▶ **What is being asked**: What follows is a block of records; restate each one word for word.
****************
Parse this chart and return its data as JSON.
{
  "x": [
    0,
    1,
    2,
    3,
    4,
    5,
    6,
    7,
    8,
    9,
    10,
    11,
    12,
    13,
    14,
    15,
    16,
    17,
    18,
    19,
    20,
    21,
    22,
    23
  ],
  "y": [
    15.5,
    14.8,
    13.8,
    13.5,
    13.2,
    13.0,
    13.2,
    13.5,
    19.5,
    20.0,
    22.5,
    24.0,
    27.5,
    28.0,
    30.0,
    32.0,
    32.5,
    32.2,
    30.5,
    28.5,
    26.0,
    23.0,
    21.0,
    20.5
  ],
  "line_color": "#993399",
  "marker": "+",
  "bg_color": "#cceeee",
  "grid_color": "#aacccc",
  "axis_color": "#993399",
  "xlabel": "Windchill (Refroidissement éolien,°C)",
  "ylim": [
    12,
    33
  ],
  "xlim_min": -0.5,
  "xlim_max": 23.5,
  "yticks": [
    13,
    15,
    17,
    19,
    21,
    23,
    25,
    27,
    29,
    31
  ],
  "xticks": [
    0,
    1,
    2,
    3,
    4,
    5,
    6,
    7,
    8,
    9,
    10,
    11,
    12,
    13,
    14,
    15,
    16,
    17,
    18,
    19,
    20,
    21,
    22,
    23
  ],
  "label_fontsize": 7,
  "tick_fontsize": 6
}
****************
▶ **Exercise answer**:
Parse this chart and return its data as JSON.
{
  "x": [
    0,
    1,
    2,
    3,
    4,
    5,
    6,
    7,
    8,
    9,
    10,
    11,
    12,
    13,
    14,
    15,
    16,
    17,
    18,
    19,
    20,
    21,
    22,
    23
  ],
  "y": [
    15.5,
    14.8,
    13.8,
    13.5,
    13.2,
    13.0,
    13.2,
    13.5,
    19.5,
    20.0,
    22.5,
    24.0,
    27.5,
    28.0,
    30.0,
    32.0,
    32.5,
    32.2,
    30.5,
    28.5,
    26.0,
    23.0,
    21.0,
    20.5
  ],
  "line_color": "#993399",
  "marker": "+",
  "bg_color": "#cceeee",
  "grid_color": "#aacccc",
  "axis_color": "#993399",
  "xlabel": "Windchill (Refroidissement éolien,°C)",
  "ylim": [
    12,
    33
  ],
  "xlim_min": -0.5,
  "xlim_max": 23.5,
  "yticks": [
    13,
    15,
    17,
    19,
    21,
    23,
    25,
    27,
    29,
    31
  ],
  "xticks": [
    0,
    1,
    2,
    3,
    4,
    5,
    6,
    7,
    8,
    9,
    10,
    11,
    12,
    13,
    14,
    15,
    16,
    17,
    18,
    19,
    20,
    21,
    22,
    23
  ],
  "label_fontsize": 7,
  "tick_fontsize": 6
}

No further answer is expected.